__Request__: Sift the material for lines containing "period", and return them.

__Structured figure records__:
━━━━━━━━━━
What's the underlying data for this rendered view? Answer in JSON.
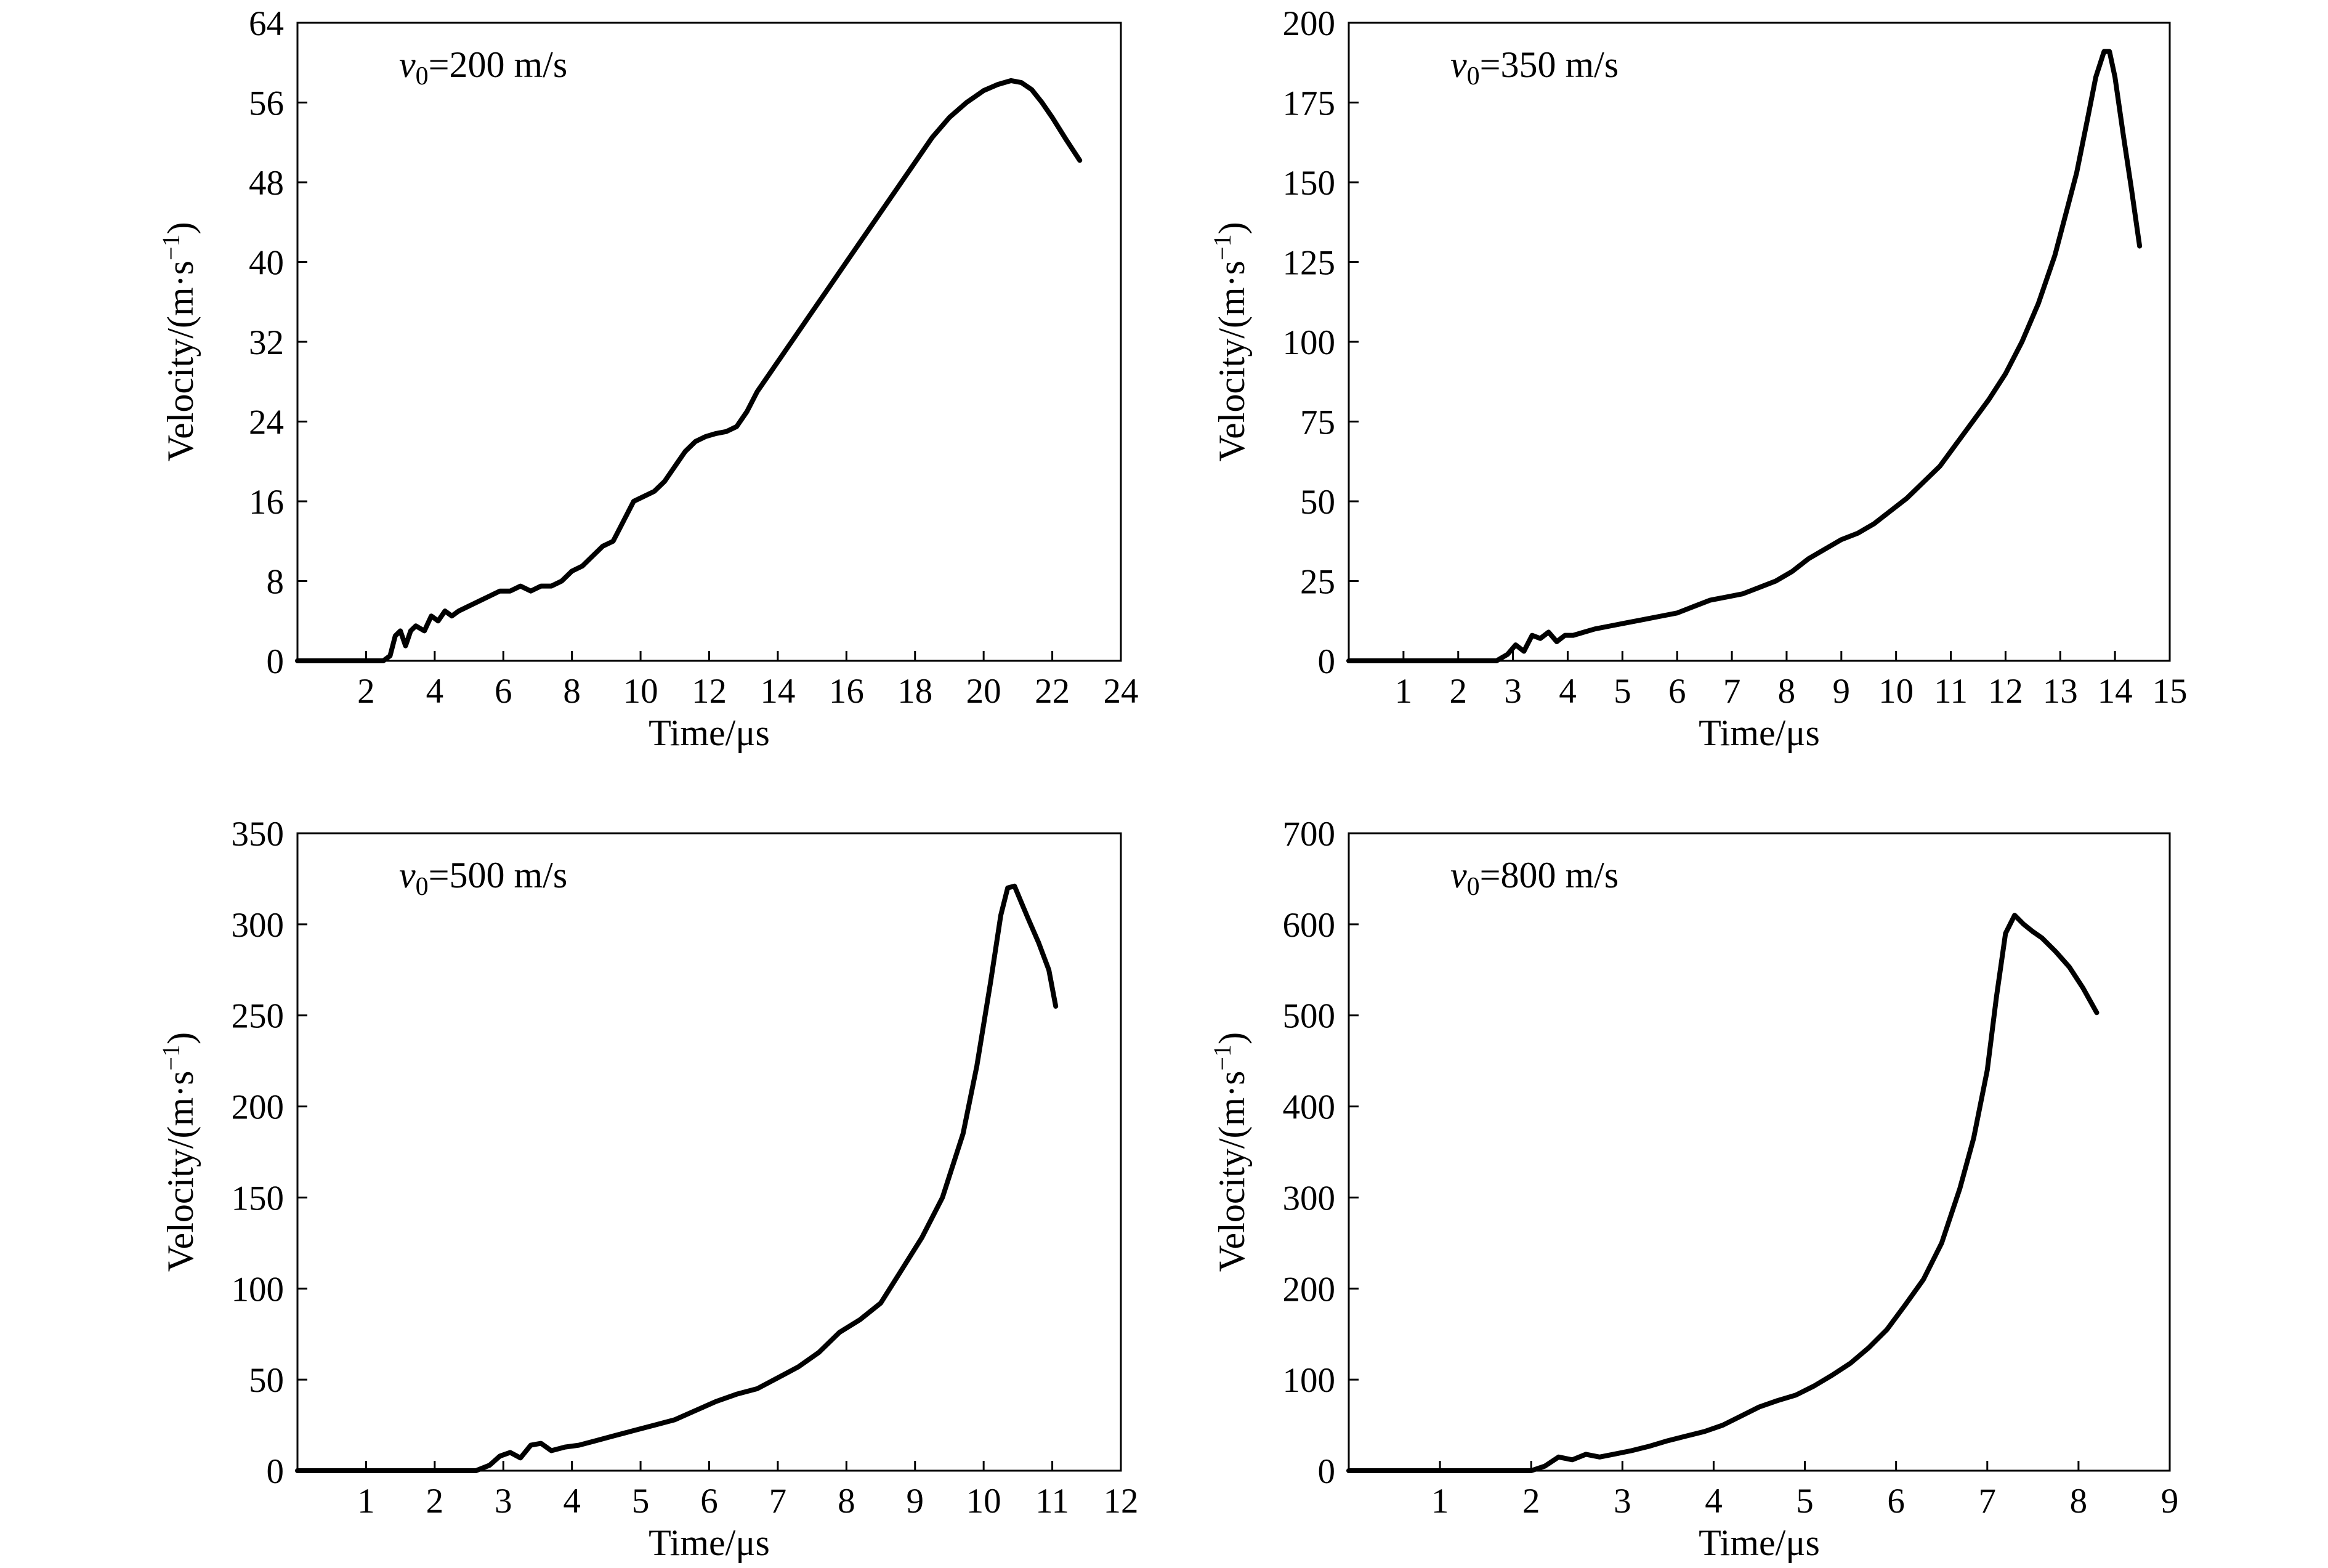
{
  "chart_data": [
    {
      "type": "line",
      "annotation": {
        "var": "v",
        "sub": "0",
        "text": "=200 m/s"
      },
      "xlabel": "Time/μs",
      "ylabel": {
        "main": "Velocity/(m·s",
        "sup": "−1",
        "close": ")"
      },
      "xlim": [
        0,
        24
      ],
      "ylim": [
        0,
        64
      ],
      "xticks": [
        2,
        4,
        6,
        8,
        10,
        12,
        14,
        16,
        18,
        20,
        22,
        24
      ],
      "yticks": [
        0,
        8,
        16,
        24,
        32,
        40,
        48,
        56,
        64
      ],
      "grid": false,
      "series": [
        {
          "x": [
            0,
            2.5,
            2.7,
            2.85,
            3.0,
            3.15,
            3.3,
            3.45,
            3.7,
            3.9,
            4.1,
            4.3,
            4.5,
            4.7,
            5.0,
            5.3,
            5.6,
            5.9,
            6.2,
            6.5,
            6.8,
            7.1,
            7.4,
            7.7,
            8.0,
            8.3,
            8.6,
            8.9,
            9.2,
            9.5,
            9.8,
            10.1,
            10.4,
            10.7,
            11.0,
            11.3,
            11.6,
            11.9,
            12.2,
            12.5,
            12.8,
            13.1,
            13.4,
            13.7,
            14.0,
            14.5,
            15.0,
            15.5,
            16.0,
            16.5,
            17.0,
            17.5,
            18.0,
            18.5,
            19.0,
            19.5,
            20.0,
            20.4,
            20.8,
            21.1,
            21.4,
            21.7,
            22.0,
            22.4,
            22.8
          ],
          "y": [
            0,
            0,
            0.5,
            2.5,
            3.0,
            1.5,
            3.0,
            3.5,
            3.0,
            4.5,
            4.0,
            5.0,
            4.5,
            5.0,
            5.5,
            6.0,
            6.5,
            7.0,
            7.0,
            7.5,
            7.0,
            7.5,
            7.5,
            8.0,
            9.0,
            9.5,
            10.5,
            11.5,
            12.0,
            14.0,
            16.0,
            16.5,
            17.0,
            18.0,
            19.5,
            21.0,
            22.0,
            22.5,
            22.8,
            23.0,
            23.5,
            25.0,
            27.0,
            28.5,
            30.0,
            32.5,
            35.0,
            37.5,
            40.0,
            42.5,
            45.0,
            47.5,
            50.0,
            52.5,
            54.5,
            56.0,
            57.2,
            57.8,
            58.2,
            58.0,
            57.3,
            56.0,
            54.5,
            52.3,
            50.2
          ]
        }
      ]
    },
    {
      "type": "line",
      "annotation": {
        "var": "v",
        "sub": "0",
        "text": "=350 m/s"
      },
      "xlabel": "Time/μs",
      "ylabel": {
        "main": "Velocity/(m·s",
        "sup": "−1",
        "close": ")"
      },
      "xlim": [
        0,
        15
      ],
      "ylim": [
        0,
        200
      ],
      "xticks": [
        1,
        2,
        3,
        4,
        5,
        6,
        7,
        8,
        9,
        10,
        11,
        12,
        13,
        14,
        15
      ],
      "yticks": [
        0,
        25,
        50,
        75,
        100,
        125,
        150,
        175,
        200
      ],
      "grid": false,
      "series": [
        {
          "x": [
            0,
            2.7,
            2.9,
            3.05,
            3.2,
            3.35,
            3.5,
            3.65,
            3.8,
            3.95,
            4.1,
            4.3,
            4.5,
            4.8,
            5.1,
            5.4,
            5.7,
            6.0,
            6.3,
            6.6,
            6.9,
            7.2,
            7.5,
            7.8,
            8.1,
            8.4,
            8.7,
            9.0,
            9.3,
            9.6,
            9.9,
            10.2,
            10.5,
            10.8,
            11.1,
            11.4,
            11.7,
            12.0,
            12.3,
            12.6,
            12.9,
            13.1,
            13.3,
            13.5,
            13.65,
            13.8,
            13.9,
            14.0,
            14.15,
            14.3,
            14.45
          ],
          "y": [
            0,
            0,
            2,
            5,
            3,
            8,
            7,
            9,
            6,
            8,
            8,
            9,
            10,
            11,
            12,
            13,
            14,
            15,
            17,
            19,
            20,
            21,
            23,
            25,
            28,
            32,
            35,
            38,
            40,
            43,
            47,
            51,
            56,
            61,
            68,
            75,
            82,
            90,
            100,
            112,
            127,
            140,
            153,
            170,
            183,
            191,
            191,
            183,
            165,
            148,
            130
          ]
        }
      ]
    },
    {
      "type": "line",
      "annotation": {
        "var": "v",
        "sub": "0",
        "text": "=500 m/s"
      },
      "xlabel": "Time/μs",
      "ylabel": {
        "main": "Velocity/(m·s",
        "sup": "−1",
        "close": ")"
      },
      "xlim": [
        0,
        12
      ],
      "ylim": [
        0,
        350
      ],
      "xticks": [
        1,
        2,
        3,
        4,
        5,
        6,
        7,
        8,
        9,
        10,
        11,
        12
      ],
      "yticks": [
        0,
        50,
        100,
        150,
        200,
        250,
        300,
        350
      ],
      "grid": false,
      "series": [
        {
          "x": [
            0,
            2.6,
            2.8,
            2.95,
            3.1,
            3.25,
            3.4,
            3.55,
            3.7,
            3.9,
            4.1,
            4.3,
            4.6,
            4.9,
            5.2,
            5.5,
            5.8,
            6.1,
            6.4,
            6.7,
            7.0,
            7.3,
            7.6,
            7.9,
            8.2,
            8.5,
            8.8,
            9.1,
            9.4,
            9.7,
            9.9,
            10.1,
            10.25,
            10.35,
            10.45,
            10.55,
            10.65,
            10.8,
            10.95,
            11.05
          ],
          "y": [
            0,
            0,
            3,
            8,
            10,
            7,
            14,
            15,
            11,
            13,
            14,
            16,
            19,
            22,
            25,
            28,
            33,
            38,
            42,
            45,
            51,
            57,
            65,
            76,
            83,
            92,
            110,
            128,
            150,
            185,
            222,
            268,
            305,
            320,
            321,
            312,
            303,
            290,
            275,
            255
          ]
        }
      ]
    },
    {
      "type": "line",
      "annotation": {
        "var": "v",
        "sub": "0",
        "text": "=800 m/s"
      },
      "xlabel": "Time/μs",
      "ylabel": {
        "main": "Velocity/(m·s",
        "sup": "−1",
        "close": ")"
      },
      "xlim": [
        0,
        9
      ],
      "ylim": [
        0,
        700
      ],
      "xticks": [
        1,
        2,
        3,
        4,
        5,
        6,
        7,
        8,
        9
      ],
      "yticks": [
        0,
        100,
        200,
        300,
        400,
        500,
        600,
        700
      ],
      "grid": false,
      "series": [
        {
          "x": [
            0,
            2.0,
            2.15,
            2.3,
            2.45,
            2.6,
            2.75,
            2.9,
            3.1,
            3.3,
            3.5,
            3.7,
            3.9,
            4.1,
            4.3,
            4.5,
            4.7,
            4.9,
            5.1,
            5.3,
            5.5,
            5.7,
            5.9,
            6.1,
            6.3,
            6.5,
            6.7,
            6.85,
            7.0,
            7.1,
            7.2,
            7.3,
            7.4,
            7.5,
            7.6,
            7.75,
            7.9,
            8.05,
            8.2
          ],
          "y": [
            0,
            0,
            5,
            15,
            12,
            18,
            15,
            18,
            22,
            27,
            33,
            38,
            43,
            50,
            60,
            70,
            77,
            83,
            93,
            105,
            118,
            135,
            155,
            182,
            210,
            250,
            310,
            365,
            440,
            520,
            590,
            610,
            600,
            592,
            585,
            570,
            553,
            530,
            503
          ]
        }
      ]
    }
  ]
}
━━━━━━━━━━
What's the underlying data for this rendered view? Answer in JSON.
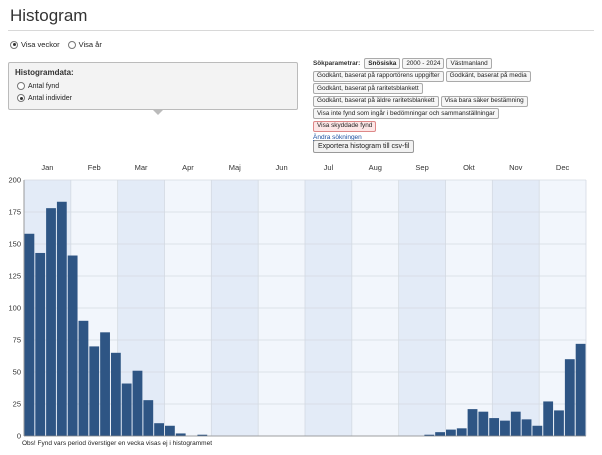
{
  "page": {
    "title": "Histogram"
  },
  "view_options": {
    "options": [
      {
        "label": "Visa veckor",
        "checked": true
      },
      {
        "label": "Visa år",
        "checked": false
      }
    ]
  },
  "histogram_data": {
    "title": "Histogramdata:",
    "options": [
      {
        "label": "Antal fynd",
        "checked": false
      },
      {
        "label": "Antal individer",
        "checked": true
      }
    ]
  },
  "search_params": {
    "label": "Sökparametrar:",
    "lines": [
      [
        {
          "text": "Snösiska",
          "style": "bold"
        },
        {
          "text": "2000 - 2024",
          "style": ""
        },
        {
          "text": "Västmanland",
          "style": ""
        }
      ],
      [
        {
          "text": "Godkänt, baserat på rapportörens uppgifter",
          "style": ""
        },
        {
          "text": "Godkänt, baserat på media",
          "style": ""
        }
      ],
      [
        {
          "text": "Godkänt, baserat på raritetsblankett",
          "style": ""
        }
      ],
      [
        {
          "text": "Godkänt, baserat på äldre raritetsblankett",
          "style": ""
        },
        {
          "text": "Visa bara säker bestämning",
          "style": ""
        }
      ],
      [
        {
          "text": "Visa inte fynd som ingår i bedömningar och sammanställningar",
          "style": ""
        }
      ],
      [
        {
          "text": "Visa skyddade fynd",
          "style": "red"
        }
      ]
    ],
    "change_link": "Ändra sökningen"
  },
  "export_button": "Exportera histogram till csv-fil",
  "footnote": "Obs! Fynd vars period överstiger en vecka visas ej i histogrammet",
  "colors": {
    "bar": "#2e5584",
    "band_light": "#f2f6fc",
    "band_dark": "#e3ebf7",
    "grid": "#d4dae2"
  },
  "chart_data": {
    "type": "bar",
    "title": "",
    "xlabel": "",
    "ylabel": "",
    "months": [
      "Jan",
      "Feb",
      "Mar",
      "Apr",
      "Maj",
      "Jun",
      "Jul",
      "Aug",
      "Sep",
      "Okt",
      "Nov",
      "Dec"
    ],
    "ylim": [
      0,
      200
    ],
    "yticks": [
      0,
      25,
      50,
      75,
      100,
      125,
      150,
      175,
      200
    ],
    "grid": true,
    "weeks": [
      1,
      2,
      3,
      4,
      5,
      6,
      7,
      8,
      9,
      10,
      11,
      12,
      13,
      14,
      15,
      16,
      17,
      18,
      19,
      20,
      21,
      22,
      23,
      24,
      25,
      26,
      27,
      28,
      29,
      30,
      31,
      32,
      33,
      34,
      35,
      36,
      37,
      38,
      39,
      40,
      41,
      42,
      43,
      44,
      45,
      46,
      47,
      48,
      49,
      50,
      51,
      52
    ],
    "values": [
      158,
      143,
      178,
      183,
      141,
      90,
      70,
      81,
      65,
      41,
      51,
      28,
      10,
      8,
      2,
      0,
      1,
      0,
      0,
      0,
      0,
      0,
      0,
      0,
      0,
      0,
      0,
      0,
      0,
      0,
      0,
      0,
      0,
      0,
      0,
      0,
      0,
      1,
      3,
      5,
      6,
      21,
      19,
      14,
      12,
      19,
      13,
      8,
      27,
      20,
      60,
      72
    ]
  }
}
━━━━━━━━━━
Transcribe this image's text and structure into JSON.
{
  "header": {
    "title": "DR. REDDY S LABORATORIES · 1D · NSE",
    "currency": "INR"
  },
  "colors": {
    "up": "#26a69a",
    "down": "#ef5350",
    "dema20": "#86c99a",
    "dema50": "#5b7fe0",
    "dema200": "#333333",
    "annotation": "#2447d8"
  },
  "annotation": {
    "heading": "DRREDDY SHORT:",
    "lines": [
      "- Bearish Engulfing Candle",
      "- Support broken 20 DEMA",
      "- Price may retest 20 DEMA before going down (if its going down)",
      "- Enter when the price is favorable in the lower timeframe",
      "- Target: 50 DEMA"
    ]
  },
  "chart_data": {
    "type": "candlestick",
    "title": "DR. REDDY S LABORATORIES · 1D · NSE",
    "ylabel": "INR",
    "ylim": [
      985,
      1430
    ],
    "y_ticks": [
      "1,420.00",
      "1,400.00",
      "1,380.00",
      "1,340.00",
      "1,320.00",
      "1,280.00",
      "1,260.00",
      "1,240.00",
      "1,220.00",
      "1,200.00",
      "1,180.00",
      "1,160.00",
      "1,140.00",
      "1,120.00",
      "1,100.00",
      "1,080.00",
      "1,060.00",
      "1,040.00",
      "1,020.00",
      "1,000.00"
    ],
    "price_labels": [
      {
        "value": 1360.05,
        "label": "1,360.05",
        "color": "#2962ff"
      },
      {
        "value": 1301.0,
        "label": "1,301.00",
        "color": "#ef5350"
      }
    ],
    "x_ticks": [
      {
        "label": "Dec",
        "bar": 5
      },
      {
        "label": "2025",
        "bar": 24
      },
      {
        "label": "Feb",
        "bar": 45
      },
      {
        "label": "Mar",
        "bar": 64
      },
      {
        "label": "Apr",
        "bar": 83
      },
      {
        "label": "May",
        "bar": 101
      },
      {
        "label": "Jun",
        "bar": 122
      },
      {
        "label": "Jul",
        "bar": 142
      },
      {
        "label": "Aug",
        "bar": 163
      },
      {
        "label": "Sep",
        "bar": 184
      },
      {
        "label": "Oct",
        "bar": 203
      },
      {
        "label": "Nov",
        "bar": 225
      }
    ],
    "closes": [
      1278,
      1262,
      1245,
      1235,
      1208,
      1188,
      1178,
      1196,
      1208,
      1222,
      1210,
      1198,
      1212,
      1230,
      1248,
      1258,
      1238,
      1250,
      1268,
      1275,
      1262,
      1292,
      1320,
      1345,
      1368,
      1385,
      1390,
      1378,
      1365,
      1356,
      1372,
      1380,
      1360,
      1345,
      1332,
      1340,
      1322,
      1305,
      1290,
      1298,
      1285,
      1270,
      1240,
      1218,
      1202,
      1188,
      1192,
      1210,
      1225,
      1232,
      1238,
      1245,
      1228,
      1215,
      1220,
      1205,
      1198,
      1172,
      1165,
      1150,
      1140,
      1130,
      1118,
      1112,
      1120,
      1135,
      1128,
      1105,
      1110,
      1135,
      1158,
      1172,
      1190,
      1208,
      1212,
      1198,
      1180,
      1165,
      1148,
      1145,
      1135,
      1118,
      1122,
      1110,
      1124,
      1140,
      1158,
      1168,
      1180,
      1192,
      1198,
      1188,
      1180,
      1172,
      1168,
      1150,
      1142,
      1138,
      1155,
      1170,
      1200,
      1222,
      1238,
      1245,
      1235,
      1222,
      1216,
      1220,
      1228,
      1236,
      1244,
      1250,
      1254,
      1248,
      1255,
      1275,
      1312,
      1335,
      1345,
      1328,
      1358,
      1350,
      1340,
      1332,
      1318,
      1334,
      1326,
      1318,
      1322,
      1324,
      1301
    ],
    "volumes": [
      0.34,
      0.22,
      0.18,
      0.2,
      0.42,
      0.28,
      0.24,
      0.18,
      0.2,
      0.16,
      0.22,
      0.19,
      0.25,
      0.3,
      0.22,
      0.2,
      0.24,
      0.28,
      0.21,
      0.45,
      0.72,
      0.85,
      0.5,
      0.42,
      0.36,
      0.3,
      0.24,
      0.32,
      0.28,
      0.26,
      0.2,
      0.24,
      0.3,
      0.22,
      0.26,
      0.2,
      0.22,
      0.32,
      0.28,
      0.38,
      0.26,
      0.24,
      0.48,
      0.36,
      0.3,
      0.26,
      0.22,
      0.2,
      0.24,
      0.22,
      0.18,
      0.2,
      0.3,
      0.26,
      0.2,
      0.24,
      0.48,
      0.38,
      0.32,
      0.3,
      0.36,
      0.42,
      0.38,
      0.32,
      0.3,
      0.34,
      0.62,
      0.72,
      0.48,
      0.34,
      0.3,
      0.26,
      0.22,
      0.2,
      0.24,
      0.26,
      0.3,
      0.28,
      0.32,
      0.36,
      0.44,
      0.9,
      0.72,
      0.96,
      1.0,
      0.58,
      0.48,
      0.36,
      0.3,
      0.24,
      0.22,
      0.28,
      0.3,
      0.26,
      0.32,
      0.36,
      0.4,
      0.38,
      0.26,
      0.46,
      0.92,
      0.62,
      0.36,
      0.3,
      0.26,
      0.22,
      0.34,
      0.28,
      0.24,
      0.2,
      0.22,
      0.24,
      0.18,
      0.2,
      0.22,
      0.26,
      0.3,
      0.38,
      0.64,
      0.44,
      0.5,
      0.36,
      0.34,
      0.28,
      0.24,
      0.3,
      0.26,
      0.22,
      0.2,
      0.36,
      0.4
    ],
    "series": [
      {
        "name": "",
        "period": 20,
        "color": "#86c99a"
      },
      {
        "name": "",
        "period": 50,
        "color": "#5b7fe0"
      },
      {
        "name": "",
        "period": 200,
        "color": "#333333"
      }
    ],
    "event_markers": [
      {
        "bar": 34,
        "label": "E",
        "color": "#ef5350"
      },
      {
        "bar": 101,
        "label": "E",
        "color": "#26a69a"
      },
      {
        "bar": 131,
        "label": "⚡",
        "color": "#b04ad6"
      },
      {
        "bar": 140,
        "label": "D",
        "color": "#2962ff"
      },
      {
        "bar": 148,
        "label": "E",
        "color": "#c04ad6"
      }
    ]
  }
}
━━━━━━━━━━
__Task solution__:
  "footnote": "Obs! Fynd vars period överstiger en vecka visas ej i histogrammet",
        "period": 20,
        "period": 50,
        "period": 200,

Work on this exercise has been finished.